begin Records for the task

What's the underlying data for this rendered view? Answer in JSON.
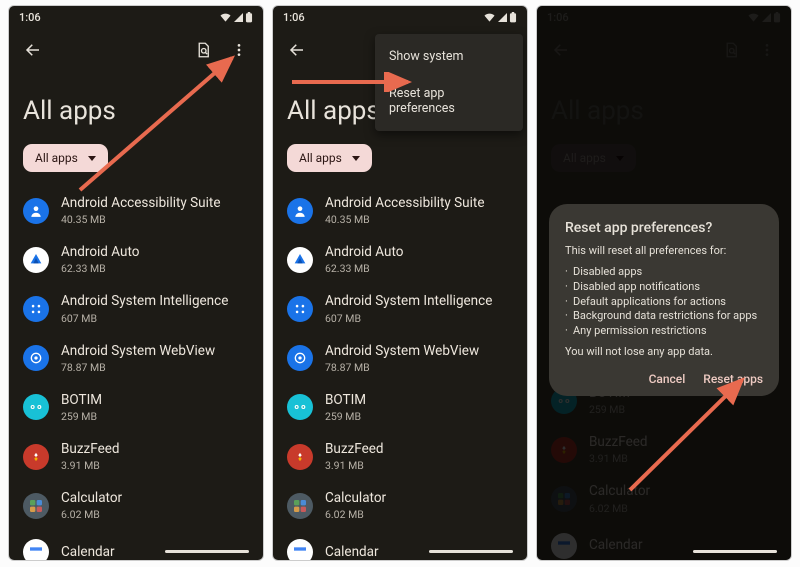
{
  "status": {
    "time": "1:06"
  },
  "header": {
    "title": "All apps",
    "chip_label": "All apps"
  },
  "overflow_menu": {
    "show_system": "Show system",
    "reset_prefs": "Reset app preferences"
  },
  "apps": [
    {
      "name": "Android Accessibility Suite",
      "size": "40.35 MB",
      "icon_bg": "#1a73e8",
      "glyph": "person"
    },
    {
      "name": "Android Auto",
      "size": "62.33 MB",
      "icon_bg": "#ffffff",
      "glyph": "auto"
    },
    {
      "name": "Android System Intelligence",
      "size": "607 MB",
      "icon_bg": "#1a73e8",
      "glyph": "dots"
    },
    {
      "name": "Android System WebView",
      "size": "78.87 MB",
      "icon_bg": "#1a73e8",
      "glyph": "gearweb"
    },
    {
      "name": "BOTIM",
      "size": "259 MB",
      "icon_bg": "#18c1d6",
      "glyph": "eyes"
    },
    {
      "name": "BuzzFeed",
      "size": "3.91 MB",
      "icon_bg": "#c83a2b",
      "glyph": "bf"
    },
    {
      "name": "Calculator",
      "size": "6.02 MB",
      "icon_bg": "#4d5a63",
      "glyph": "calc"
    },
    {
      "name": "Calendar",
      "size": "",
      "icon_bg": "#ffffff",
      "glyph": "cal"
    }
  ],
  "dialog": {
    "title": "Reset app preferences?",
    "lead": "This will reset all preferences for:",
    "bullets": [
      "Disabled apps",
      "Disabled app notifications",
      "Default applications for actions",
      "Background data restrictions for apps",
      "Any permission restrictions"
    ],
    "note": "You will not lose any app data.",
    "cancel": "Cancel",
    "confirm": "Reset apps"
  },
  "phone3_apps_visible": [
    4,
    5,
    6,
    7
  ]
}
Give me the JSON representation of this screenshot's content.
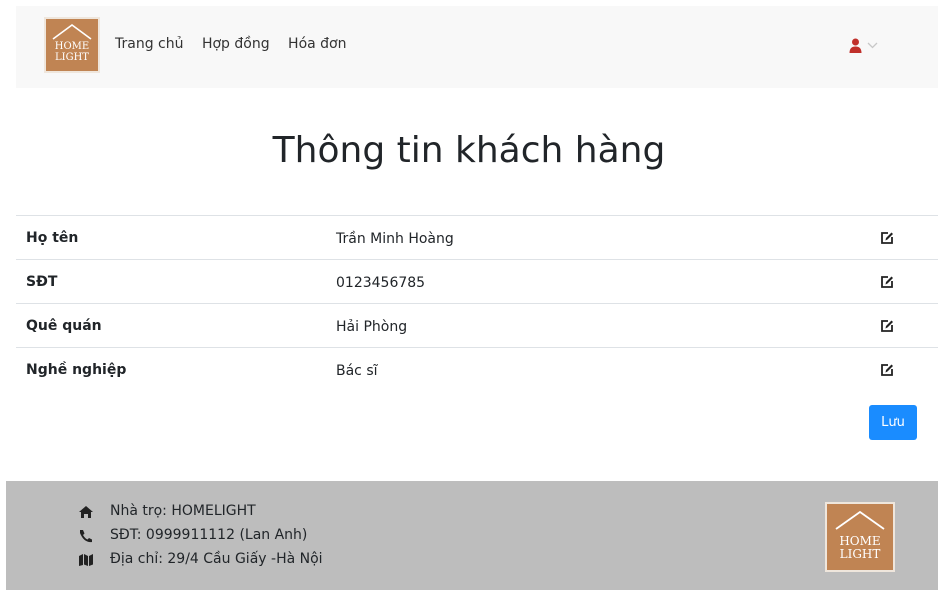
{
  "navbar": {
    "logo_line1": "HOME",
    "logo_line2": "LIGHT",
    "links": [
      "Trang chủ",
      "Hợp đồng",
      "Hóa đơn"
    ]
  },
  "page_title": "Thông tin khách hàng",
  "customer_rows": [
    {
      "label": "Họ tên",
      "value": "Trần Minh Hoàng"
    },
    {
      "label": "SĐT",
      "value": "0123456785"
    },
    {
      "label": "Quê quán",
      "value": "Hải Phòng"
    },
    {
      "label": "Nghề nghiệp",
      "value": "Bác sĩ"
    }
  ],
  "save_label": "Lưu",
  "footer": {
    "name": "Nhà trọ: HOMELIGHT",
    "phone": "SĐT: 0999911112 (Lan Anh)",
    "address": "Địa chỉ: 29/4 Cầu Giấy -Hà Nội",
    "logo_line1": "HOME",
    "logo_line2": "LIGHT"
  },
  "colors": {
    "brand": "#c08453",
    "primary_button": "#1a8cff",
    "user_icon": "#c0302b",
    "footer_bg": "#bdbdbd",
    "navbar_bg": "#f8f8f8"
  },
  "icons": [
    "home-logo",
    "user-icon",
    "chevron-down-icon",
    "edit-icon",
    "home-icon",
    "phone-icon",
    "map-icon"
  ]
}
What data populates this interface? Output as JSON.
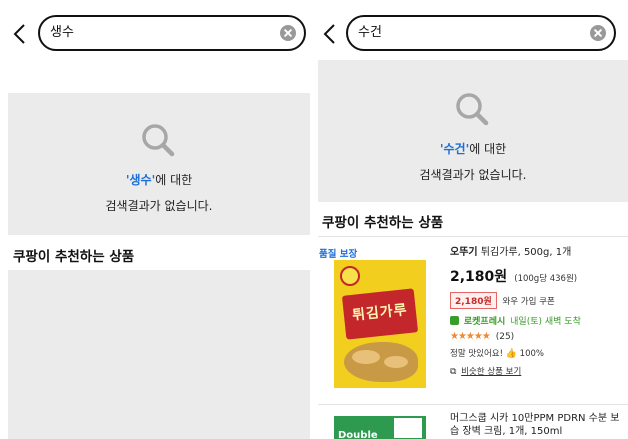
{
  "left": {
    "search_value": "생수",
    "no_result": {
      "keyword": "'생수'",
      "suffix": "에 대한",
      "line2": "검색결과가 없습니다."
    },
    "rec_title": "쿠팡이 추천하는 상품"
  },
  "right": {
    "search_value": "수건",
    "no_result": {
      "keyword": "'수건'",
      "suffix": "에 대한",
      "line2": "검색결과가 없습니다."
    },
    "rec_title": "쿠팡이 추천하는 상품",
    "products": [
      {
        "badge": "품질 보장",
        "brand": "오뚜기",
        "name": " 튀김가루, 500g, 1개",
        "image_text": "튀김가루",
        "price": "2,180원",
        "unit_price": "(100g당 436원)",
        "coupon_price": "2,180원",
        "coupon_text": "와우 가입 쿠폰",
        "delivery_label": "로켓프레시",
        "delivery_info": "내일(토) 새벽 도착",
        "stars": "★★★★★",
        "review_count": "(25)",
        "taste_text": "정말 맛있어요!",
        "taste_pct": "100%",
        "similar_text": "비슷한 상품 보기"
      },
      {
        "name": "머그스쿱 시카 10만PPM PDRN 수분 보습 장벽 크림, 1개, 150ml",
        "image_text": "Double"
      }
    ]
  }
}
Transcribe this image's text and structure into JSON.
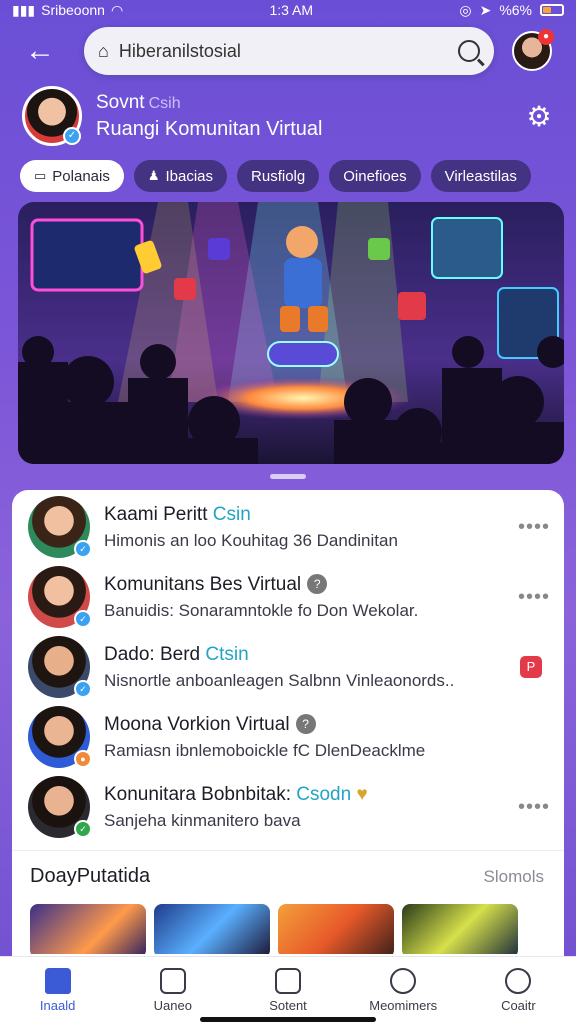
{
  "status_bar": {
    "carrier": "Sribeoonn",
    "time": "1:3 AM",
    "battery": "%6%"
  },
  "search": {
    "url": "Hiberanilstosial"
  },
  "profile": {
    "name": "Sovnt",
    "tag": "Csih",
    "subtitle": "Ruangi Komunitan Virtual"
  },
  "chips": [
    {
      "label": "Polanais",
      "active": true
    },
    {
      "label": "Ibacias",
      "active": false
    },
    {
      "label": "Rusfiolg",
      "active": false
    },
    {
      "label": "Oinefioes",
      "active": false
    },
    {
      "label": "Virleastilas",
      "active": false
    }
  ],
  "list": [
    {
      "title": "Kaami Peritt",
      "accent": "Csin",
      "subtitle": "Himonis an loo Kouhitag 36 Dandinitan",
      "action": "more"
    },
    {
      "title": "Komunitans Bes Virtual",
      "accent": "",
      "subtitle": "Banuidis: Sonaramntokle fo Don Wekolar.",
      "action": "more"
    },
    {
      "title": "Dado: Berd",
      "accent": "Ctsin",
      "subtitle": "Nisnortle anboanleagen Salbnn Vinleaonords..",
      "action": "flag"
    },
    {
      "title": "Moona Vorkion Virtual",
      "accent": "",
      "subtitle": "Ramiasn ibnlemoboickle fC DlenDeacklme",
      "action": "none"
    },
    {
      "title": "Konunitara Bobnbitak:",
      "accent": "Csodn",
      "subtitle": "Sanjeha kinmanitero bava",
      "action": "more"
    }
  ],
  "section": {
    "title": "DoayPutatida",
    "link": "Slomols"
  },
  "nav": [
    {
      "label": "Inaald",
      "active": true
    },
    {
      "label": "Uaneo",
      "active": false
    },
    {
      "label": "Sotent",
      "active": false
    },
    {
      "label": "Meomimers",
      "active": false
    },
    {
      "label": "Coaitr",
      "active": false
    }
  ],
  "colors": {
    "accent": "#22a4c4",
    "nav_active": "#3b5bd6",
    "background": "#7d56d8"
  }
}
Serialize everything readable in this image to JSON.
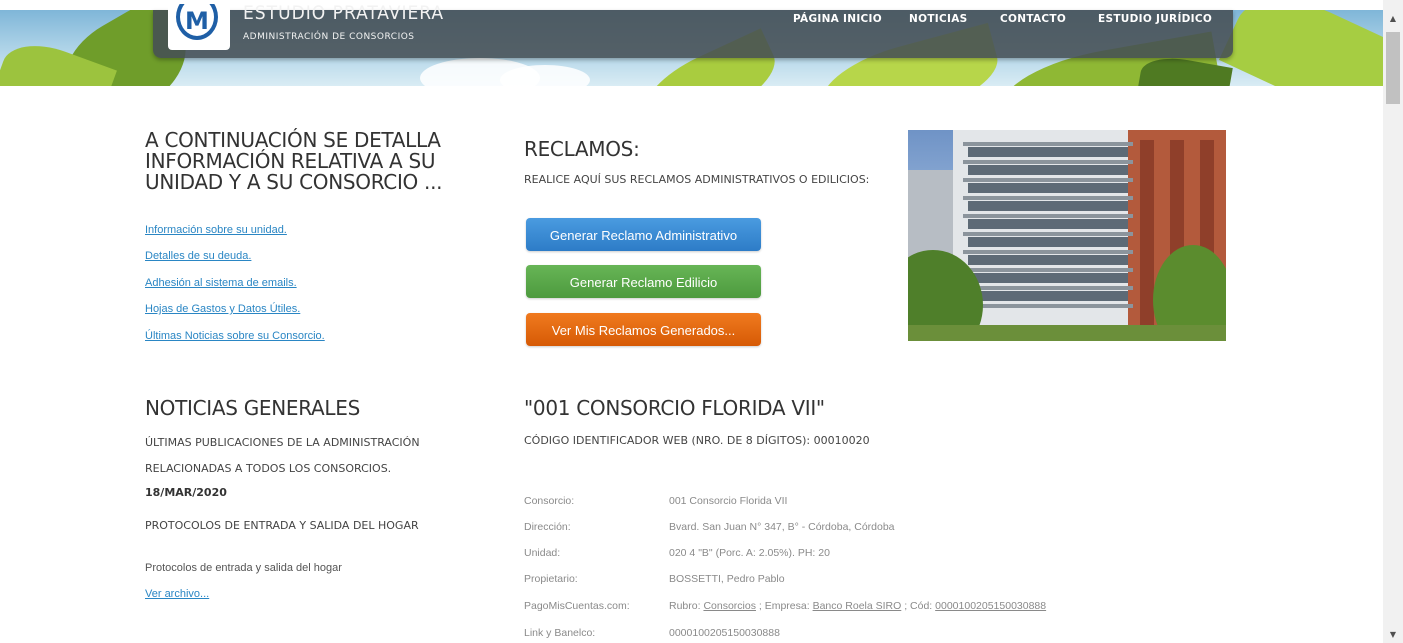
{
  "header": {
    "brand_title": "ESTUDIO PRATAVIERA",
    "brand_sub": "ADMINISTRACIÓN DE CONSORCIOS",
    "logo_letter": "M",
    "nav": [
      "PÁGINA INICIO",
      "NOTICIAS",
      "CONTACTO",
      "ESTUDIO JURÍDICO"
    ]
  },
  "info": {
    "title": "A CONTINUACIÓN SE DETALLA INFORMACIÓN RELATIVA A SU UNIDAD Y A SU CONSORCIO ...",
    "links": [
      "Información sobre su unidad.",
      "Detalles de su deuda.",
      "Adhesión al sistema de emails.",
      "Hojas de Gastos y Datos Útiles.",
      "Últimas Noticias sobre su Consorcio."
    ]
  },
  "reclamos": {
    "title": "RECLAMOS:",
    "subtitle": "REALICE AQUÍ SUS RECLAMOS ADMINISTRATIVOS O EDILICIOS:",
    "btn_admin": "Generar Reclamo Administrativo",
    "btn_edilicio": "Generar Reclamo Edilicio",
    "btn_ver": "Ver Mis Reclamos Generados..."
  },
  "noticias": {
    "title": "NOTICIAS GENERALES",
    "subtitle_1": "ÚLTIMAS PUBLICACIONES DE LA ADMINISTRACIÓN",
    "subtitle_2": "RELACIONADAS A TODOS LOS CONSORCIOS.",
    "date": "18/MAR/2020",
    "headline": "PROTOCOLOS DE ENTRADA Y SALIDA DEL HOGAR",
    "body": "Protocolos de entrada y salida del hogar",
    "link": "Ver archivo..."
  },
  "consorcio": {
    "title": "\"001 CONSORCIO FLORIDA VII\"",
    "code_line": "CÓDIGO IDENTIFICADOR WEB (NRO. DE 8 DÍGITOS): 00010020",
    "rows": [
      {
        "label": "Consorcio:",
        "value": "001 Consorcio Florida VII"
      },
      {
        "label": "Dirección:",
        "value": "Bvard. San Juan N° 347, B° - Córdoba, Córdoba"
      },
      {
        "label": "Unidad:",
        "value": "020 4 \"B\" (Porc. A: 2.05%). PH: 20"
      },
      {
        "label": "Propietario:",
        "value": "BOSSETTI, Pedro Pablo"
      },
      {
        "label": "PagoMisCuentas.com:",
        "value": ""
      },
      {
        "label": "Link y Banelco:",
        "value": "0000100205150030888"
      }
    ],
    "pmc": {
      "rubro_label": "Rubro: ",
      "rubro": "Consorcios",
      "empresa_label": " ; Empresa: ",
      "empresa": "Banco Roela SIRO",
      "cod_label": " ; Cód: ",
      "cod": "0000100205150030888"
    }
  },
  "colors": {
    "link": "#2a86c4",
    "btn_blue": "#337ab7",
    "btn_green": "#5cb85c",
    "btn_orange": "#e8650e",
    "navbar": "#464e54"
  }
}
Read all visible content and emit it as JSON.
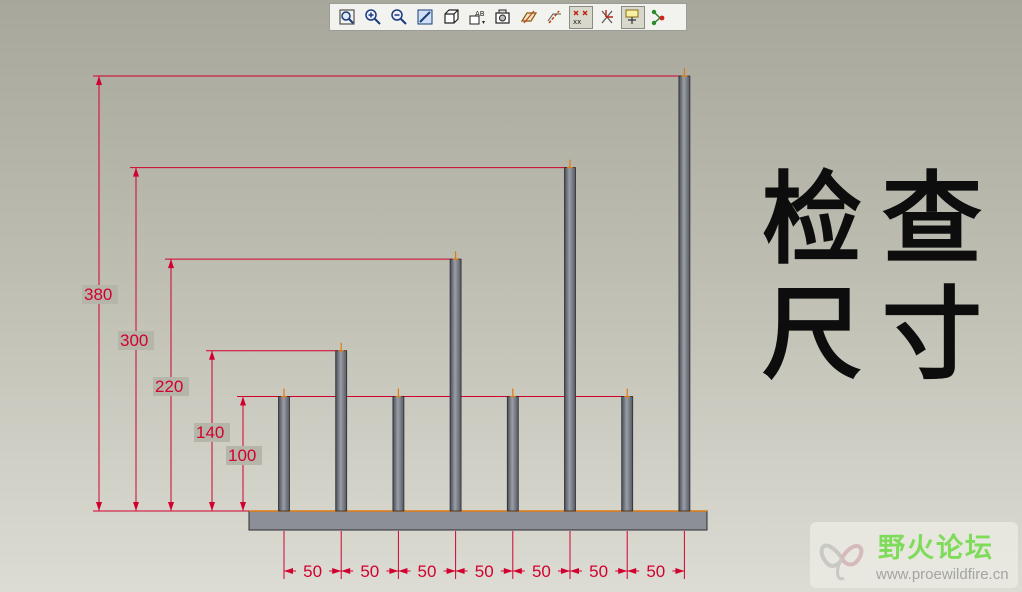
{
  "toolbar": {
    "buttons": [
      {
        "icon": "zoom-window-icon",
        "active": false
      },
      {
        "icon": "zoom-in-icon",
        "active": false
      },
      {
        "icon": "zoom-out-icon",
        "active": false
      },
      {
        "icon": "repaint-icon",
        "active": false
      },
      {
        "icon": "view-orientation-icon",
        "active": false
      },
      {
        "icon": "named-views-icon",
        "active": false
      },
      {
        "icon": "layers-icon",
        "active": false
      },
      {
        "icon": "datum-planes-icon",
        "active": false
      },
      {
        "icon": "datum-axes-icon",
        "active": false
      },
      {
        "icon": "datum-points-icon",
        "active": true
      },
      {
        "icon": "coordinate-systems-icon",
        "active": false
      },
      {
        "icon": "annotation-display-icon",
        "active": true
      },
      {
        "icon": "spin-center-icon",
        "active": false
      }
    ]
  },
  "drawing": {
    "vertical_dims": [
      "380",
      "300",
      "220",
      "140",
      "100"
    ],
    "horizontal_dims": [
      "50",
      "50",
      "50",
      "50",
      "50",
      "50",
      "50"
    ],
    "post_heights": [
      100,
      140,
      100,
      220,
      100,
      300,
      100,
      380
    ],
    "dimension_color": "#d2002e",
    "post_color": "#6e7179",
    "base_color": "#8c8f97",
    "tip_color": "#e07a10"
  },
  "title": {
    "line1": [
      "检",
      "查"
    ],
    "line2": [
      "尺",
      "寸"
    ]
  },
  "watermark": {
    "name": "野火论坛",
    "url": "www.proewildfire.cn"
  }
}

end Records for the task

__What to do__: Show all lines from the listing above in which "preferences" appears.

__Final result__:
    "reset_prefs": "Reset app preferences"
    "title": "Reset app preferences?",
    "lead": "This will reset all preferences for:",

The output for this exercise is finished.